## Reading passage
□ □ □ □ □ □ □
To make curves, be sure that the gap between each block (at the rear) is the same, and the curve will be perfect.

If the ends are constrained, work from the ends to the middle, so that your cut closer will be lost in the over all wall, and will not compromise wall integrity. If the closer is less than half the width of a block, cut a little off of 2 rather than using a small piece.

If the base of the wall steps down, make the step down at least 2 block into the hill. Step downs are the most common point of failure because people are too lazy to dig that extra little bit.

Good luck and drink lots of beer!


----------



## Tscarborough (Mar 31, 2006)

I just looked at your pics. You should probably curve that corner by the downspout. That is an easy mornings work. You may be over thinking it.


----------



## joetab24 (Apr 10, 2009)

guys,

thanks so much for the feedback.
□ □ □ □ □ □ □
## Available data
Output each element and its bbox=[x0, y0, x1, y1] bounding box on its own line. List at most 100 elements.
□ □ □ □ □ □ □
## Instructions
1. In the retaining wall advice, swap "closer" for "filler block". Then write out the passage, beginning at the words "If the ends" and stopping after "(Mar 31, 2006)".
2. Carry on the forum thread about building a block retaining wall from the point where it stops.
The listing isn't needed for anything here.

## Exercise answers
1.
If the ends are constrained, work from the ends to the middle, so that your cut filler block will be lost in the over all wall, and will not compromise wall integrity. If the filler block is less than half the width of a block, cut a little off of 2 rather than using a small piece.

If the base of the wall steps down, make the step down at least 2 block into the hill. Step downs are the most common point of failure because people are too lazy to dig that extra little bit.

Good luck and drink lots of beer!


----------



## Tscarborough (Mar 31, 2006)

2.
I am finding that I am having a difficult time tamping the soil level. It's close, but I keep finding irregularities. The soil is moist and fairly pliable, since it has been raining so much here in PA. Is it ok to add the paver base and level that or do I have to get the dirt perfectly level? Also, am I supposed to add an inch of sand to the whole trench, or just use the sand to level?


----------



## Tscarborough (Mar 31, 2006)

The dirt only needs to be nominally level, the base is what you level.


----------



## Zel1 (Mar 21, 2007)

I built 3 of those walls at my house with some help on the first to get the concept down. Like was said above, get the base level, then level each block as you put them down. Check each, with the ones you previously installed with a 4' (or larger) level.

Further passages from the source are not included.